*** Opening of Input records ***

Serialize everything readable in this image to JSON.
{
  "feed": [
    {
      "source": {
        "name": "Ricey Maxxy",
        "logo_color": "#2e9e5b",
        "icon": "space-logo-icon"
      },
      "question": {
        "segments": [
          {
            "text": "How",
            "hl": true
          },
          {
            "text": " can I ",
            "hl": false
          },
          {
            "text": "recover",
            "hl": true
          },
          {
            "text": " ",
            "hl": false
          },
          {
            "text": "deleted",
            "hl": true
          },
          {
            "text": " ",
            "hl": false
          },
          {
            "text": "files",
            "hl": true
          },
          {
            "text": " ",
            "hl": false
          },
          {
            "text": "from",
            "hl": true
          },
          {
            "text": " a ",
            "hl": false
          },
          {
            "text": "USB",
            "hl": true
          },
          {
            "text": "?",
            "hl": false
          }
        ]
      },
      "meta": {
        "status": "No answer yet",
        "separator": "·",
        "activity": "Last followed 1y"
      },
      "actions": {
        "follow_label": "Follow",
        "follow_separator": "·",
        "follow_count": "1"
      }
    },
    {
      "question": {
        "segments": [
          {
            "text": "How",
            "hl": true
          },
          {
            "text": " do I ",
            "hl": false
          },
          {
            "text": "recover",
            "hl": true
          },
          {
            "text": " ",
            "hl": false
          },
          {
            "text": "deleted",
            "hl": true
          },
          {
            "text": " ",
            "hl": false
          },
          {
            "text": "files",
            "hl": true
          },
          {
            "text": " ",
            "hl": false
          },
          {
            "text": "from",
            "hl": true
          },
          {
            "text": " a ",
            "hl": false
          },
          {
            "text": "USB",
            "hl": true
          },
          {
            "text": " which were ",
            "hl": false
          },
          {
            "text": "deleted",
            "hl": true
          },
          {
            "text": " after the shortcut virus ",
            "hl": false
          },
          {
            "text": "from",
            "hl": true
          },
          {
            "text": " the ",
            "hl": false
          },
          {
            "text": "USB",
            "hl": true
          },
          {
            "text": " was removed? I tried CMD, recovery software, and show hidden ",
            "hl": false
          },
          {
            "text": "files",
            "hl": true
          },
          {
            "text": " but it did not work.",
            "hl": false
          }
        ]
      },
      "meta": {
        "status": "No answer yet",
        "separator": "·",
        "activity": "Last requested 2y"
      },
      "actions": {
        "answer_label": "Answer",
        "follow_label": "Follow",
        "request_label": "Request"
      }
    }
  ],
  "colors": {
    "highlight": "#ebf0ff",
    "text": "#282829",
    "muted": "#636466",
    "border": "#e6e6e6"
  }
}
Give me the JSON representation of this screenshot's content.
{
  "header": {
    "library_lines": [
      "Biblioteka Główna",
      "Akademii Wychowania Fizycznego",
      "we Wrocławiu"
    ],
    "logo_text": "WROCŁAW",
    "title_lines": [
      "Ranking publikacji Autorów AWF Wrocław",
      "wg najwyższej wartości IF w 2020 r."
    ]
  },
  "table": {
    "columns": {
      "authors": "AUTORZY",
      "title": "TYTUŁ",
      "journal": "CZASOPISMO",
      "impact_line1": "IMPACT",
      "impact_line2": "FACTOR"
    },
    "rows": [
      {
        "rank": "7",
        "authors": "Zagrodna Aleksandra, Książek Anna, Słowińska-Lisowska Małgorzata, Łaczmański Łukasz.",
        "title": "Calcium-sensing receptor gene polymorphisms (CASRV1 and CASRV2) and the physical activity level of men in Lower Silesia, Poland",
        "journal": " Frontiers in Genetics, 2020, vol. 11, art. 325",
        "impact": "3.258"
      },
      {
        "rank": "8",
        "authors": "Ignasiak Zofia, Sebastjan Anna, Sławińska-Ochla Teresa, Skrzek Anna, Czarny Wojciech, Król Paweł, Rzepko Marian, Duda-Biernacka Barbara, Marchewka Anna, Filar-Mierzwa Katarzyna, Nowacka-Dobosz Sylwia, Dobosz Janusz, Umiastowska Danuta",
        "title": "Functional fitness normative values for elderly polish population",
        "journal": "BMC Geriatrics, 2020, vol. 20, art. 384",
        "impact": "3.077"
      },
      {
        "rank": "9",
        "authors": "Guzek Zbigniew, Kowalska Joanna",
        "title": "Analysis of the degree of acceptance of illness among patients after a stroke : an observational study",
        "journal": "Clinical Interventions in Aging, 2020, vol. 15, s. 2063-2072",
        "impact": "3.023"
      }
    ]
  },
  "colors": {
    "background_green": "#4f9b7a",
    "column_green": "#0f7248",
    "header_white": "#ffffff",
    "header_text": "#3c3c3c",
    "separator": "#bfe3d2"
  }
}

*** Close of Input records ***

Requirement:
"after" is the string to look for; please copy every line of the records above where it appears.

Expected output:
            "text": " after the shortcut virus ",
        "title": "Analysis of the degree of acceptance of illness among patients after a stroke : an observational study",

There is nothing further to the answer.